** Rows from a layout dataset **

# # # #

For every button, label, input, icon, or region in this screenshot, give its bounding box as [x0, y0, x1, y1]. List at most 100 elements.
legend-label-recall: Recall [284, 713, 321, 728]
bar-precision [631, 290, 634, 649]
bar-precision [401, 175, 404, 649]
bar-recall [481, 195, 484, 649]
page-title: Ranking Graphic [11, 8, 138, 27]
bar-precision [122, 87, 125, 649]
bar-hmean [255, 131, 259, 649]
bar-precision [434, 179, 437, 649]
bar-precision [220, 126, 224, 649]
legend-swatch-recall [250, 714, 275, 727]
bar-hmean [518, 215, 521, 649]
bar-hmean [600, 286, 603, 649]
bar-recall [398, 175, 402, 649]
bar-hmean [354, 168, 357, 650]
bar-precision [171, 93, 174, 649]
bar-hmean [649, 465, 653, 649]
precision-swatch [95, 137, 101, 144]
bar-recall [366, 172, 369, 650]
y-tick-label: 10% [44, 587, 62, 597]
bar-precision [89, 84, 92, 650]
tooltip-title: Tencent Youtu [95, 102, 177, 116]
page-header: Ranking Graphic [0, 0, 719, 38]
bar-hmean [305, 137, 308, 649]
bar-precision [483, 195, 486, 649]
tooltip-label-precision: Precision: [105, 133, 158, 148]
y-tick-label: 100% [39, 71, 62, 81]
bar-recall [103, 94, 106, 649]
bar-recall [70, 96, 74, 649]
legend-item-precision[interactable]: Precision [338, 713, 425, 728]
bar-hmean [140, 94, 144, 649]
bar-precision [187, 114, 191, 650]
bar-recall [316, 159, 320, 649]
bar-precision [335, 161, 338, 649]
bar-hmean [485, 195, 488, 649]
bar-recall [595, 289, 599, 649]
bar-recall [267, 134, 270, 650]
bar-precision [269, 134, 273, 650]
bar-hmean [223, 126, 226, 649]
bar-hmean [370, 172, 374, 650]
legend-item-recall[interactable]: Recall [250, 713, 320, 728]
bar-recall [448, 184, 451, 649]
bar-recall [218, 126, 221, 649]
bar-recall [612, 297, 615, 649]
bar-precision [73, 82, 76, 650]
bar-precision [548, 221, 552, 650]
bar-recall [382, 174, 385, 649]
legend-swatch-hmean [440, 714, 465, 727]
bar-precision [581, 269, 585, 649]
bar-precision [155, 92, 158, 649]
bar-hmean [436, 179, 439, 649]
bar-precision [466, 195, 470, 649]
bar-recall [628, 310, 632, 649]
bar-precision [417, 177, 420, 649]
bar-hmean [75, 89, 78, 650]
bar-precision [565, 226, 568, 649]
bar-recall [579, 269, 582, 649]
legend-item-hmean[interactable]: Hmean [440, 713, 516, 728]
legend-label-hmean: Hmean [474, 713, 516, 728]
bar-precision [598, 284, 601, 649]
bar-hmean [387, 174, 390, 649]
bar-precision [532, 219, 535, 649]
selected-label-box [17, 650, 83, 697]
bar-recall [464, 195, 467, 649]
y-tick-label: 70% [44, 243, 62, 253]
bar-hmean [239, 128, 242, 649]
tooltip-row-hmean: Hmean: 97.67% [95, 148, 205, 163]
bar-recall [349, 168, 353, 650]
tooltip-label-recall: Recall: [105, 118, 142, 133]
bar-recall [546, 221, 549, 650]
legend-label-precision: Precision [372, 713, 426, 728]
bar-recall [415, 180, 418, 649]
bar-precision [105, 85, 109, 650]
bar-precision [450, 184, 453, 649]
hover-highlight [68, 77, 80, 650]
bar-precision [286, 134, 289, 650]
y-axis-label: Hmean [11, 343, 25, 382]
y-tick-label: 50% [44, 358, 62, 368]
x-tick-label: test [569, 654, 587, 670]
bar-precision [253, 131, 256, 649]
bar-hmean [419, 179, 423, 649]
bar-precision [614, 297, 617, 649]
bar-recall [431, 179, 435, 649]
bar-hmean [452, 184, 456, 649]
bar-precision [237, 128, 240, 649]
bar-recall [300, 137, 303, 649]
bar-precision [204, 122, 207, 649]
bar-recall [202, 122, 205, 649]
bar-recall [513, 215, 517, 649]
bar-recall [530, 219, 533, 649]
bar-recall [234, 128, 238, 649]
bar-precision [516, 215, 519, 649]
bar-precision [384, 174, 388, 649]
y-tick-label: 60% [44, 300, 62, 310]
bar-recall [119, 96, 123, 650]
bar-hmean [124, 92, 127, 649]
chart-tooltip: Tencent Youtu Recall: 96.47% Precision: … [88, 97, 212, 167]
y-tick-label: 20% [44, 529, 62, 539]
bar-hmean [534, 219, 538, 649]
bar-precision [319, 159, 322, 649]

# # # #

Recast every line of the listing above as a Markdown table with two columns, "Row" for the row number and "Entry" for the line itself, leaving out any blank lines.

| Row | Entry |
|---|---|
| 1 | For every button, label, input, icon, or region in this screenshot, give its bounding box as [x0, y0, x1, y1]. List at most 100 elements. |
| 2 | legend-label-recall: Recall [284, 713, 321, 728] |
| 3 | bar-precision [631, 290, 634, 649] |
| 4 | bar-precision [401, 175, 404, 649] |
| 5 | bar-recall [481, 195, 484, 649] |
| 6 | page-title: Ranking Graphic [11, 8, 138, 27] |
| 7 | bar-precision [122, 87, 125, 649] |
| 8 | bar-hmean [255, 131, 259, 649] |
| 9 | bar-precision [434, 179, 437, 649] |
| 10 | bar-precision [220, 126, 224, 649] |
| 11 | legend-swatch-recall [250, 714, 275, 727] |
| 12 | bar-hmean [518, 215, 521, 649] |
| 13 | bar-hmean [600, 286, 603, 649] |
| 14 | bar-recall [398, 175, 402, 649] |
| 15 | bar-hmean [354, 168, 357, 650] |
| 16 | bar-precision [171, 93, 174, 649] |
| 17 | bar-hmean [649, 465, 653, 649] |
| 18 | precision-swatch [95, 137, 101, 144] |
| 19 | bar-recall [366, 172, 369, 650] |
| 20 | y-tick-label: 10% [44, 587, 62, 597] |
| 21 | bar-precision [89, 84, 92, 650] |
| 22 | tooltip-title: Tencent Youtu [95, 102, 177, 116] |
| 23 | page-header: Ranking Graphic [0, 0, 719, 38] |
| 24 | bar-hmean [305, 137, 308, 649] |
| 25 | bar-precision [483, 195, 486, 649] |
| 26 | tooltip-label-precision: Precision: [105, 133, 158, 148] |
| 27 | y-tick-label: 100% [39, 71, 62, 81] |
| 28 | bar-recall [103, 94, 106, 649] |
| 29 | bar-recall [70, 96, 74, 649] |
| 30 | legend-item-precision[interactable]: Precision [338, 713, 425, 728] |
| 31 | bar-hmean [140, 94, 144, 649] |
| 32 | bar-precision [187, 114, 191, 650] |
| 33 | bar-recall [316, 159, 320, 649] |
| 34 | bar-precision [335, 161, 338, 649] |
| 35 | bar-hmean [485, 195, 488, 649] |
| 36 | bar-recall [595, 289, 599, 649] |
| 37 | bar-recall [267, 134, 270, 650] |
| 38 | bar-precision [269, 134, 273, 650] |
| 39 | bar-hmean [223, 126, 226, 649] |
| 40 | bar-hmean [370, 172, 374, 650] |
| 41 | legend-item-recall[interactable]: Recall [250, 713, 320, 728] |
| 42 | bar-recall [448, 184, 451, 649] |
| 43 | bar-recall [218, 126, 221, 649] |
| 44 | bar-recall [612, 297, 615, 649] |
| 45 | bar-precision [73, 82, 76, 650] |
| 46 | bar-precision [548, 221, 552, 650] |
| 47 | bar-recall [382, 174, 385, 649] |
| 48 | legend-swatch-hmean [440, 714, 465, 727] |
| 49 | bar-precision [581, 269, 585, 649] |
| 50 | bar-precision [155, 92, 158, 649] |
| 51 | bar-hmean [436, 179, 439, 649] |
| 52 | bar-precision [466, 195, 470, 649] |
| 53 | bar-recall [628, 310, 632, 649] |
| 54 | bar-precision [417, 177, 420, 649] |
| 55 | bar-hmean [75, 89, 78, 650] |
| 56 | bar-precision [565, 226, 568, 649] |
| 57 | bar-recall [579, 269, 582, 649] |
| 58 | legend-item-hmean[interactable]: Hmean [440, 713, 516, 728] |
| 59 | legend-label-hmean: Hmean [474, 713, 516, 728] |
| 60 | bar-precision [598, 284, 601, 649] |
| 61 | bar-hmean [387, 174, 390, 649] |
| 62 | bar-precision [532, 219, 535, 649] |
| 63 | selected-label-box [17, 650, 83, 697] |
| 64 | bar-recall [464, 195, 467, 649] |
| 65 | y-tick-label: 70% [44, 243, 62, 253] |
| 66 | bar-hmean [239, 128, 242, 649] |
| 67 | tooltip-row-hmean: Hmean: 97.67% [95, 148, 205, 163] |
| 68 | bar-recall [349, 168, 353, 650] |
| 69 | tooltip-label-recall: Recall: [105, 118, 142, 133] |
| 70 | bar-recall [546, 221, 549, 650] |
| 71 | legend-label-precision: Precision [372, 713, 426, 728] |
| 72 | bar-recall [415, 180, 418, 649] |
| 73 | bar-precision [105, 85, 109, 650] |
| 74 | bar-precision [450, 184, 453, 649] |
| 75 | hover-highlight [68, 77, 80, 650] |
| 76 | bar-precision [286, 134, 289, 650] |
| 77 | y-axis-label: Hmean [11, 343, 25, 382] |
| 78 | y-tick-label: 50% [44, 358, 62, 368] |
| 79 | x-tick-label: test [569, 654, 587, 670] |
| 80 | bar-precision [253, 131, 256, 649] |
| 81 | bar-hmean [419, 179, 423, 649] |
| 82 | bar-precision [614, 297, 617, 649] |
| 83 | bar-recall [431, 179, 435, 649] |
| 84 | bar-hmean [452, 184, 456, 649] |
| 85 | bar-precision [237, 128, 240, 649] |
| 86 | bar-recall [300, 137, 303, 649] |
| 87 | bar-precision [204, 122, 207, 649] |
| 88 | bar-recall [202, 122, 205, 649] |
| 89 | bar-recall [513, 215, 517, 649] |
| 90 | bar-recall [530, 219, 533, 649] |
| 91 | bar-recall [234, 128, 238, 649] |
| 92 | bar-precision [516, 215, 519, 649] |
| 93 | bar-precision [384, 174, 388, 649] |
| 94 | y-tick-label: 60% [44, 300, 62, 310] |
| 95 | bar-recall [119, 96, 123, 650] |
| 96 | bar-hmean [124, 92, 127, 649] |
| 97 | chart-tooltip: Tencent Youtu Recall: 96.47% Precision: … [88, 97, 212, 167] |
| 98 | y-tick-label: 20% [44, 529, 62, 539] |
| 99 | bar-hmean [534, 219, 538, 649] |
| 100 | bar-precision [319, 159, 322, 649] |